Saved entries:
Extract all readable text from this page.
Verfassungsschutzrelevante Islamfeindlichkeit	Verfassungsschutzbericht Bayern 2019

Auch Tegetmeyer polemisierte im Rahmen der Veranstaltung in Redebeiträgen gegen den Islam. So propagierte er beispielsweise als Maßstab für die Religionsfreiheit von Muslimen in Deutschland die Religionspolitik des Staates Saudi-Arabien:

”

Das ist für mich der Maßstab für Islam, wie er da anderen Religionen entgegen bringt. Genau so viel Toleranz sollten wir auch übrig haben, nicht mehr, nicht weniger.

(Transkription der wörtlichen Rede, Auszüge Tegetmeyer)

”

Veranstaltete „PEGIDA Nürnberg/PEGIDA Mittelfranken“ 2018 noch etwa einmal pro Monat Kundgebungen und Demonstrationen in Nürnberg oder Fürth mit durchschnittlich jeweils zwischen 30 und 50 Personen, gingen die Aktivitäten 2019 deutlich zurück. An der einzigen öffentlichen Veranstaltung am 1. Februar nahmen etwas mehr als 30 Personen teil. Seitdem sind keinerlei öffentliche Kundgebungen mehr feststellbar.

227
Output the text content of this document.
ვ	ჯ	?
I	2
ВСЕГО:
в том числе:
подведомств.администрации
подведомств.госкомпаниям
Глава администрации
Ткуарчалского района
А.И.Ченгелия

### Task to carry out
Output all of the data again. Match it exactly.

### Final result
Extract all readable text from this page.
Verfassungsschutzrelevante Islamfeindlichkeit	Verfassungsschutzbericht Bayern 2019

Auch Tegetmeyer polemisierte im Rahmen der Veranstaltung in Redebeiträgen gegen den Islam. So propagierte er beispielsweise als Maßstab für die Religionsfreiheit von Muslimen in Deutschland die Religionspolitik des Staates Saudi-Arabien:

”

Das ist für mich der Maßstab für Islam, wie er da anderen Religionen entgegen bringt. Genau so viel Toleranz sollten wir auch übrig haben, nicht mehr, nicht weniger.

(Transkription der wörtlichen Rede, Auszüge Tegetmeyer)

”

Veranstaltete „PEGIDA Nürnberg/PEGIDA Mittelfranken“ 2018 noch etwa einmal pro Monat Kundgebungen und Demonstrationen in Nürnberg oder Fürth mit durchschnittlich jeweils zwischen 30 und 50 Personen, gingen die Aktivitäten 2019 deutlich zurück. An der einzigen öffentlichen Veranstaltung am 1. Februar nahmen etwas mehr als 30 Personen teil. Seitdem sind keinerlei öffentliche Kundgebungen mehr feststellbar.

227
Output the text content of this document.
ვ	ჯ	?
I	2
ВСЕГО:
в том числе:
подведомств.администрации
подведомств.госкомпаниям
Глава администрации
Ткуарчалского района
А.И.Ченгелия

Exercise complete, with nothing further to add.